● THE DATA:
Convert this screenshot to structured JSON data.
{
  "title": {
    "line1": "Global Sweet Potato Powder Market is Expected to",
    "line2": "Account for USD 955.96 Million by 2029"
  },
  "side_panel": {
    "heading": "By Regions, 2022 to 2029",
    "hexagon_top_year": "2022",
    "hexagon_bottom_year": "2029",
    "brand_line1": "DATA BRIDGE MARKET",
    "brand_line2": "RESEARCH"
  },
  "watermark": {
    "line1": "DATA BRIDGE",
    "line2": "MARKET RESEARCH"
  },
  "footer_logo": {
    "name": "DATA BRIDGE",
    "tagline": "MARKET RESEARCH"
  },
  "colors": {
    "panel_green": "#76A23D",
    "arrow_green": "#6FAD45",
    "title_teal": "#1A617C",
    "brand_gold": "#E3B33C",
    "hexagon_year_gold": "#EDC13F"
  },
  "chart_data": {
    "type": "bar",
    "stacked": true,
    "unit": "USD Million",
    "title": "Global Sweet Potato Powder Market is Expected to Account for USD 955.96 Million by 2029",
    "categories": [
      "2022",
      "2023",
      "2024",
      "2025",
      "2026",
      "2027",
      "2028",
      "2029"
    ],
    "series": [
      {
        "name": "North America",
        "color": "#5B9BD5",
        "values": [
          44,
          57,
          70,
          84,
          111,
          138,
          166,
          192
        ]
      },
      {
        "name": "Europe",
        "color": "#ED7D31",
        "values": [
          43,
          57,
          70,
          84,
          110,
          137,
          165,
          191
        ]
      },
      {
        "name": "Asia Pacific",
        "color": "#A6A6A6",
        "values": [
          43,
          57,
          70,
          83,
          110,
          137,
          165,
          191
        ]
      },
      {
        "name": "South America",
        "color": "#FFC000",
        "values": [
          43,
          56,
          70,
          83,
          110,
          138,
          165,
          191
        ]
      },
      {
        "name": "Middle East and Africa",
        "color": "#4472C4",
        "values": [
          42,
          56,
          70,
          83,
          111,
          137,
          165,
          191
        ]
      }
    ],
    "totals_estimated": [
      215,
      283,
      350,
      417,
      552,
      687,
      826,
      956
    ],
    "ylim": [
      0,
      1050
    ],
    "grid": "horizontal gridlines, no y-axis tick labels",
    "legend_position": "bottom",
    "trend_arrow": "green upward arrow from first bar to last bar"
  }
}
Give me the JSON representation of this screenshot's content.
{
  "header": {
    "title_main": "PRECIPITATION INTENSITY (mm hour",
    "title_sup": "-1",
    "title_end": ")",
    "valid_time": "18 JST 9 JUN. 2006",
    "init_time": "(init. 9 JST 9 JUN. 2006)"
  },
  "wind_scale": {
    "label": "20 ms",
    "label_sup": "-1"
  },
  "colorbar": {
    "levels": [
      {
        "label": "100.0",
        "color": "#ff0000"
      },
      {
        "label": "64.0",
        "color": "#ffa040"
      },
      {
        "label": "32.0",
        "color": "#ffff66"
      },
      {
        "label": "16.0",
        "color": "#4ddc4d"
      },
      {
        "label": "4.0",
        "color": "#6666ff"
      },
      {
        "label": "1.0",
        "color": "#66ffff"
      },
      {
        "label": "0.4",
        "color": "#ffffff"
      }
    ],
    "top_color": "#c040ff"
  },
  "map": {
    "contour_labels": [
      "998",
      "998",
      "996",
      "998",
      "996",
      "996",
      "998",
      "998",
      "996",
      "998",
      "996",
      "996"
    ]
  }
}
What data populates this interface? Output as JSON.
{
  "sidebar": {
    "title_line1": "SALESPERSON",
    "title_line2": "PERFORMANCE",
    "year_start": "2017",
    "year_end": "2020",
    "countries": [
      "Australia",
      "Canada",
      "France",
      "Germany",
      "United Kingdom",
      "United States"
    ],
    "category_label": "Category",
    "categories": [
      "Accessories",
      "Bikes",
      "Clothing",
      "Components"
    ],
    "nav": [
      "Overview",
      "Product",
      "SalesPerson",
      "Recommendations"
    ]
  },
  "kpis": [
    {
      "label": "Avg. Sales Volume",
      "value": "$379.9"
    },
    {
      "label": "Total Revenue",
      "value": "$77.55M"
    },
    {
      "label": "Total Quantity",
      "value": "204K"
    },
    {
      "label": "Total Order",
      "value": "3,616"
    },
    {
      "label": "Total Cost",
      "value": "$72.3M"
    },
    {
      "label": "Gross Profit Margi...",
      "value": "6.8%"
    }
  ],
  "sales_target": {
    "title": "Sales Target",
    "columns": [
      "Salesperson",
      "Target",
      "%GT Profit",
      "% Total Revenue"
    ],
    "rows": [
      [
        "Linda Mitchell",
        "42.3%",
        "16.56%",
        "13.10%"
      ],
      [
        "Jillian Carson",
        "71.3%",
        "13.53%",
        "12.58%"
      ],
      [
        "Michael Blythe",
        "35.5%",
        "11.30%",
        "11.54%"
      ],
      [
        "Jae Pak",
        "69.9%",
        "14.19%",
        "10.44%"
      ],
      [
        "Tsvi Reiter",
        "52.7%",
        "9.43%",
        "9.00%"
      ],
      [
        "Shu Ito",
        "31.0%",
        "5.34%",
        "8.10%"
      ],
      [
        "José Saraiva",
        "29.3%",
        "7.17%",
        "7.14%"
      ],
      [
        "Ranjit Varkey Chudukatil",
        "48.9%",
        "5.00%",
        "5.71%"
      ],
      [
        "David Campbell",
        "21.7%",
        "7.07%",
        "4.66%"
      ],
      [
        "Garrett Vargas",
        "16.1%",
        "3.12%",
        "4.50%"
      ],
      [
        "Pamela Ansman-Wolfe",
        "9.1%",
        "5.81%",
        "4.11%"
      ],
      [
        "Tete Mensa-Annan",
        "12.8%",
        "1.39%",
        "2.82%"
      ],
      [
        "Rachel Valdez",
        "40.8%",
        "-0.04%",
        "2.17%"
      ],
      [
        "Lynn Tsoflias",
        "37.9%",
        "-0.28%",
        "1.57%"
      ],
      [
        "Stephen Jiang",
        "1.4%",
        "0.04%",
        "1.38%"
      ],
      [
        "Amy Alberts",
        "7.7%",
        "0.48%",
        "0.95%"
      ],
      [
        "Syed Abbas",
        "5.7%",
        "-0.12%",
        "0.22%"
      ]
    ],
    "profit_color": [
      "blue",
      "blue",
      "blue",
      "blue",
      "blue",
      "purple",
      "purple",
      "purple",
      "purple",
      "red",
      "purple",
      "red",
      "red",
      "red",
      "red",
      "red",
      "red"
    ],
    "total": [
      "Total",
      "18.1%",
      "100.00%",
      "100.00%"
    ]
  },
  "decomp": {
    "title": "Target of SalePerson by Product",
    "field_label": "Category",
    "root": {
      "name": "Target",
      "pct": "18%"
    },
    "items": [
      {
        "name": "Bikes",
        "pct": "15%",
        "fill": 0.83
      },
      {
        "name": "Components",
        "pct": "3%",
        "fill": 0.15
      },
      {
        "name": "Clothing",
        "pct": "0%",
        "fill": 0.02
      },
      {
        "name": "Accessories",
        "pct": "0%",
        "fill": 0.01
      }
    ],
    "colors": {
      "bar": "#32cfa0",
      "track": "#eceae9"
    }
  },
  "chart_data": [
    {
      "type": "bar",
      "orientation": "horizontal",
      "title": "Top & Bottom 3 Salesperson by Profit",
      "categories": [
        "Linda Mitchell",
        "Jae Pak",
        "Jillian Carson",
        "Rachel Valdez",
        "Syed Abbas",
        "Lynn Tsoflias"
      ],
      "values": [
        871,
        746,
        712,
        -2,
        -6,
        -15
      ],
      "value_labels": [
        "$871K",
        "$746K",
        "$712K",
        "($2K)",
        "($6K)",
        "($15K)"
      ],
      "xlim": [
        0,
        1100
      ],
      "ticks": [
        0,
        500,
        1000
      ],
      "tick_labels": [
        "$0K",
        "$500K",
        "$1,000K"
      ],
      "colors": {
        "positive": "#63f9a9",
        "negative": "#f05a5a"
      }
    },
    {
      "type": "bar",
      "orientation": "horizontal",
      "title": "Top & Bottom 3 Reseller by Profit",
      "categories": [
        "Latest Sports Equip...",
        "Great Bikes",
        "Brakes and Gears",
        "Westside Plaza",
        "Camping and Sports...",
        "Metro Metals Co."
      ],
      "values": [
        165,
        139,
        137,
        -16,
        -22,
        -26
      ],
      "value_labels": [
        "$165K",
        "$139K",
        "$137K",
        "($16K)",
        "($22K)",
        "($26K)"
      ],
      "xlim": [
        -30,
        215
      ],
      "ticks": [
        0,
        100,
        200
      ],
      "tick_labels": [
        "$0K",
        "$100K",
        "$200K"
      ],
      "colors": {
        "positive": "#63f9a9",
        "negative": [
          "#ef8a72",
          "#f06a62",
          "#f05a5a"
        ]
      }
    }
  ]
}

● GIVEN PROBLEM: Copy all lines from the entries that contain the word "Potato".

● RESULT:
    "line1": "Global Sweet Potato Powder Market is Expected to",
    "title": "Global Sweet Potato Powder Market is Expected to Account for USD 955.96 Million by 2029",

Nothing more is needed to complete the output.